--- Begin ---

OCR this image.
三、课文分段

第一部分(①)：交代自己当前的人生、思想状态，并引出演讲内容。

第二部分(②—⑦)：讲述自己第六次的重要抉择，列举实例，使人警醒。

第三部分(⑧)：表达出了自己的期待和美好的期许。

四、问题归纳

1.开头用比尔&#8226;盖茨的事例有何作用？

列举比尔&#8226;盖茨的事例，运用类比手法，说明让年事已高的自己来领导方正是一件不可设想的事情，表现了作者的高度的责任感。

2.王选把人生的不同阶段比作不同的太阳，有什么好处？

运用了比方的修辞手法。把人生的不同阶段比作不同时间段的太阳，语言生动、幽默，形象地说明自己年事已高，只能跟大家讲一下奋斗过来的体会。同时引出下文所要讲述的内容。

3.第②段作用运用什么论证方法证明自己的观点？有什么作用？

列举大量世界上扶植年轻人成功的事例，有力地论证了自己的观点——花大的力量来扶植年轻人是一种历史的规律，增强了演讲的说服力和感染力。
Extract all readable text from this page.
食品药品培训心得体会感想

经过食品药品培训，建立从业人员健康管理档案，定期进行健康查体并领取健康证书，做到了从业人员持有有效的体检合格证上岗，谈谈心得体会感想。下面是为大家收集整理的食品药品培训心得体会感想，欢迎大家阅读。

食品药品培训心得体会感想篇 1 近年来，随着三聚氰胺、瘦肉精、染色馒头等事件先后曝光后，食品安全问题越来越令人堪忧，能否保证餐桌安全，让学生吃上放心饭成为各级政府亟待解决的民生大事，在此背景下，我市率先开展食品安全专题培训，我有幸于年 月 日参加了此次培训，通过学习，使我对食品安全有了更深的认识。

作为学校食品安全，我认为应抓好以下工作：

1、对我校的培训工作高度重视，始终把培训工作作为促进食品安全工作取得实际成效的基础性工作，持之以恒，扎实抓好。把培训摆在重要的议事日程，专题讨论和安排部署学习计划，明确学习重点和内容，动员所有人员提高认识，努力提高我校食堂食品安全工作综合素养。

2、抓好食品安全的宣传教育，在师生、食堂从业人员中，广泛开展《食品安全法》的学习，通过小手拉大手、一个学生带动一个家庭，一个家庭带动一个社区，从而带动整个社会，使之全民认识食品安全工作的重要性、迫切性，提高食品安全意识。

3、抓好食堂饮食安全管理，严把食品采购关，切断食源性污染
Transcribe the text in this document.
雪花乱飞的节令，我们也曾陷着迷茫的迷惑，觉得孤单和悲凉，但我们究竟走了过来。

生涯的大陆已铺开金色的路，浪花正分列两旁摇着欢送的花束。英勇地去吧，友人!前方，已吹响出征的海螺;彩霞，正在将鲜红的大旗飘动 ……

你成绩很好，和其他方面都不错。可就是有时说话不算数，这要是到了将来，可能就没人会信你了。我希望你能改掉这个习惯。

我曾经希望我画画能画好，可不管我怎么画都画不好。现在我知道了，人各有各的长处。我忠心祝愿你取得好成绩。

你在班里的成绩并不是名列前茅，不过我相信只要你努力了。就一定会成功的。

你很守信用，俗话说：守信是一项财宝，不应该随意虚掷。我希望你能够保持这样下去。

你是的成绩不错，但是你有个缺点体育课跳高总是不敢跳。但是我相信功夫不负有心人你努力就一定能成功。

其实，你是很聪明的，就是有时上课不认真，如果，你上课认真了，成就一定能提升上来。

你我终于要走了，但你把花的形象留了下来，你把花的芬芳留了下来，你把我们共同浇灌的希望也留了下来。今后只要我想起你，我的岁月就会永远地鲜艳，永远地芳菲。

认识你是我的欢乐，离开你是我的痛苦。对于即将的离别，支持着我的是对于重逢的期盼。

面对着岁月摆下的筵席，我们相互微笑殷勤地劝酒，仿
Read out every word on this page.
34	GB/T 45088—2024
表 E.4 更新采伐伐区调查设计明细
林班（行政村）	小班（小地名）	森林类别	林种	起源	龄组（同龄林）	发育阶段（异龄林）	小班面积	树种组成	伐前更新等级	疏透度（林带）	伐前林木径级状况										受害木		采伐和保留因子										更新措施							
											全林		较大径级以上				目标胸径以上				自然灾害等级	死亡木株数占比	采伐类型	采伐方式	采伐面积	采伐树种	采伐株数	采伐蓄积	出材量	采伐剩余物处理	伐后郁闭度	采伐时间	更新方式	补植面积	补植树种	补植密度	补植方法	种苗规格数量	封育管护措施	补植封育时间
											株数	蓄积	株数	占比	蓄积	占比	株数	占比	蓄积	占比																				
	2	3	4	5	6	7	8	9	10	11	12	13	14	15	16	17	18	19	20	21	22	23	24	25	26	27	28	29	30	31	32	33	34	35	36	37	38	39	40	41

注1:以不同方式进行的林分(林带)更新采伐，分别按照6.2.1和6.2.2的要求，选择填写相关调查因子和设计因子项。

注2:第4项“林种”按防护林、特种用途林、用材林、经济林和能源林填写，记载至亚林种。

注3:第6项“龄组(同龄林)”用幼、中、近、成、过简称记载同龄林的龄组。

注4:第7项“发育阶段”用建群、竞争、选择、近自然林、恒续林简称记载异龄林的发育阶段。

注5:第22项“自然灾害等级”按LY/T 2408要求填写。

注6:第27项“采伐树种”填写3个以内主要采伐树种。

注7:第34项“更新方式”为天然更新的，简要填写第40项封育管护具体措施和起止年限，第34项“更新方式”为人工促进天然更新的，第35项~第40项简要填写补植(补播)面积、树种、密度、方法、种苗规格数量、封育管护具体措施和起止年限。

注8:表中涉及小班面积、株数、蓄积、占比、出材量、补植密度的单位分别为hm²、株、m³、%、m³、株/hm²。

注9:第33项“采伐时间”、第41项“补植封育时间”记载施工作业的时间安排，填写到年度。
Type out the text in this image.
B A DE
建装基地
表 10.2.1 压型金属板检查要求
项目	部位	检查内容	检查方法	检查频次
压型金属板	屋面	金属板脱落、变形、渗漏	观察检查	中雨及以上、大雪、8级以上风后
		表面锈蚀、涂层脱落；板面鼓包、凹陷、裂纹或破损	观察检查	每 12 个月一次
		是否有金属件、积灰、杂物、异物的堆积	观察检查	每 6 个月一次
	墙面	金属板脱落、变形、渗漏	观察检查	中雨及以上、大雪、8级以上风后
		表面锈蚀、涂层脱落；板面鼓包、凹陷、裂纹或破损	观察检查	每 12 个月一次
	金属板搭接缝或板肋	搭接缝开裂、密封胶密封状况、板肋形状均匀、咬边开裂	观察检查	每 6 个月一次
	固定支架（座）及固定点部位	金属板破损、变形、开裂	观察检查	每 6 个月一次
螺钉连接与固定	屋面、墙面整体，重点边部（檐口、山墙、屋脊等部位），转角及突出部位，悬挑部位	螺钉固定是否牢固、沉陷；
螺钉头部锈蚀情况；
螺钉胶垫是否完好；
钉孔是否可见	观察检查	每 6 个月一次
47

--- End ---

- _Task_:
Print the records above in full, exactly.

- _Full solution_:
OCR this image.
三、课文分段

第一部分(①)：交代自己当前的人生、思想状态，并引出演讲内容。

第二部分(②—⑦)：讲述自己第六次的重要抉择，列举实例，使人警醒。

第三部分(⑧)：表达出了自己的期待和美好的期许。

四、问题归纳

1.开头用比尔&#8226;盖茨的事例有何作用？

列举比尔&#8226;盖茨的事例，运用类比手法，说明让年事已高的自己来领导方正是一件不可设想的事情，表现了作者的高度的责任感。

2.王选把人生的不同阶段比作不同的太阳，有什么好处？

运用了比方的修辞手法。把人生的不同阶段比作不同时间段的太阳，语言生动、幽默，形象地说明自己年事已高，只能跟大家讲一下奋斗过来的体会。同时引出下文所要讲述的内容。

3.第②段作用运用什么论证方法证明自己的观点？有什么作用？

列举大量世界上扶植年轻人成功的事例，有力地论证了自己的观点——花大的力量来扶植年轻人是一种历史的规律，增强了演讲的说服力和感染力。
Extract all readable text from this page.
食品药品培训心得体会感想

经过食品药品培训，建立从业人员健康管理档案，定期进行健康查体并领取健康证书，做到了从业人员持有有效的体检合格证上岗，谈谈心得体会感想。下面是为大家收集整理的食品药品培训心得体会感想，欢迎大家阅读。

食品药品培训心得体会感想篇 1 近年来，随着三聚氰胺、瘦肉精、染色馒头等事件先后曝光后，食品安全问题越来越令人堪忧，能否保证餐桌安全，让学生吃上放心饭成为各级政府亟待解决的民生大事，在此背景下，我市率先开展食品安全专题培训，我有幸于年 月 日参加了此次培训，通过学习，使我对食品安全有了更深的认识。

作为学校食品安全，我认为应抓好以下工作：

1、对我校的培训工作高度重视，始终把培训工作作为促进食品安全工作取得实际成效的基础性工作，持之以恒，扎实抓好。把培训摆在重要的议事日程，专题讨论和安排部署学习计划，明确学习重点和内容，动员所有人员提高认识，努力提高我校食堂食品安全工作综合素养。

2、抓好食品安全的宣传教育，在师生、食堂从业人员中，广泛开展《食品安全法》的学习，通过小手拉大手、一个学生带动一个家庭，一个家庭带动一个社区，从而带动整个社会，使之全民认识食品安全工作的重要性、迫切性，提高食品安全意识。

3、抓好食堂饮食安全管理，严把食品采购关，切断食源性污染
Transcribe the text in this document.
雪花乱飞的节令，我们也曾陷着迷茫的迷惑，觉得孤单和悲凉，但我们究竟走了过来。

生涯的大陆已铺开金色的路，浪花正分列两旁摇着欢送的花束。英勇地去吧，友人!前方，已吹响出征的海螺;彩霞，正在将鲜红的大旗飘动 ……

你成绩很好，和其他方面都不错。可就是有时说话不算数，这要是到了将来，可能就没人会信你了。我希望你能改掉这个习惯。

我曾经希望我画画能画好，可不管我怎么画都画不好。现在我知道了，人各有各的长处。我忠心祝愿你取得好成绩。

你在班里的成绩并不是名列前茅，不过我相信只要你努力了。就一定会成功的。

你很守信用，俗话说：守信是一项财宝，不应该随意虚掷。我希望你能够保持这样下去。

你是的成绩不错，但是你有个缺点体育课跳高总是不敢跳。但是我相信功夫不负有心人你努力就一定能成功。

其实，你是很聪明的，就是有时上课不认真，如果，你上课认真了，成就一定能提升上来。

你我终于要走了，但你把花的形象留了下来，你把花的芬芳留了下来，你把我们共同浇灌的希望也留了下来。今后只要我想起你，我的岁月就会永远地鲜艳，永远地芳菲。

认识你是我的欢乐，离开你是我的痛苦。对于即将的离别，支持着我的是对于重逢的期盼。

面对着岁月摆下的筵席，我们相互微笑殷勤地劝酒，仿
Read out every word on this page.
34	GB/T 45088—2024
表 E.4 更新采伐伐区调查设计明细
林班（行政村）	小班（小地名）	森林类别	林种	起源	龄组（同龄林）	发育阶段（异龄林）	小班面积	树种组成	伐前更新等级	疏透度（林带）	伐前林木径级状况										受害木		采伐和保留因子										更新措施							
											全林		较大径级以上				目标胸径以上				自然灾害等级	死亡木株数占比	采伐类型	采伐方式	采伐面积	采伐树种	采伐株数	采伐蓄积	出材量	采伐剩余物处理	伐后郁闭度	采伐时间	更新方式	补植面积	补植树种	补植密度	补植方法	种苗规格数量	封育管护措施	补植封育时间
											株数	蓄积	株数	占比	蓄积	占比	株数	占比	蓄积	占比																				
	2	3	4	5	6	7	8	9	10	11	12	13	14	15	16	17	18	19	20	21	22	23	24	25	26	27	28	29	30	31	32	33	34	35	36	37	38	39	40	41

注1:以不同方式进行的林分(林带)更新采伐，分别按照6.2.1和6.2.2的要求，选择填写相关调查因子和设计因子项。

注2:第4项“林种”按防护林、特种用途林、用材林、经济林和能源林填写，记载至亚林种。

注3:第6项“龄组(同龄林)”用幼、中、近、成、过简称记载同龄林的龄组。

注4:第7项“发育阶段”用建群、竞争、选择、近自然林、恒续林简称记载异龄林的发育阶段。

注5:第22项“自然灾害等级”按LY/T 2408要求填写。

注6:第27项“采伐树种”填写3个以内主要采伐树种。

注7:第34项“更新方式”为天然更新的，简要填写第40项封育管护具体措施和起止年限，第34项“更新方式”为人工促进天然更新的，第35项~第40项简要填写补植(补播)面积、树种、密度、方法、种苗规格数量、封育管护具体措施和起止年限。

注8:表中涉及小班面积、株数、蓄积、占比、出材量、补植密度的单位分别为hm²、株、m³、%、m³、株/hm²。

注9:第33项“采伐时间”、第41项“补植封育时间”记载施工作业的时间安排，填写到年度。
Type out the text in this image.
B A DE
建装基地
表 10.2.1 压型金属板检查要求
项目	部位	检查内容	检查方法	检查频次
压型金属板	屋面	金属板脱落、变形、渗漏	观察检查	中雨及以上、大雪、8级以上风后
		表面锈蚀、涂层脱落；板面鼓包、凹陷、裂纹或破损	观察检查	每 12 个月一次
		是否有金属件、积灰、杂物、异物的堆积	观察检查	每 6 个月一次
	墙面	金属板脱落、变形、渗漏	观察检查	中雨及以上、大雪、8级以上风后
		表面锈蚀、涂层脱落；板面鼓包、凹陷、裂纹或破损	观察检查	每 12 个月一次
	金属板搭接缝或板肋	搭接缝开裂、密封胶密封状况、板肋形状均匀、咬边开裂	观察检查	每 6 个月一次
	固定支架（座）及固定点部位	金属板破损、变形、开裂	观察检查	每 6 个月一次
螺钉连接与固定	屋面、墙面整体，重点边部（檐口、山墙、屋脊等部位），转角及突出部位，悬挑部位	螺钉固定是否牢固、沉陷；
螺钉头部锈蚀情况；
螺钉胶垫是否完好；
钉孔是否可见	观察检查	每 6 个月一次
47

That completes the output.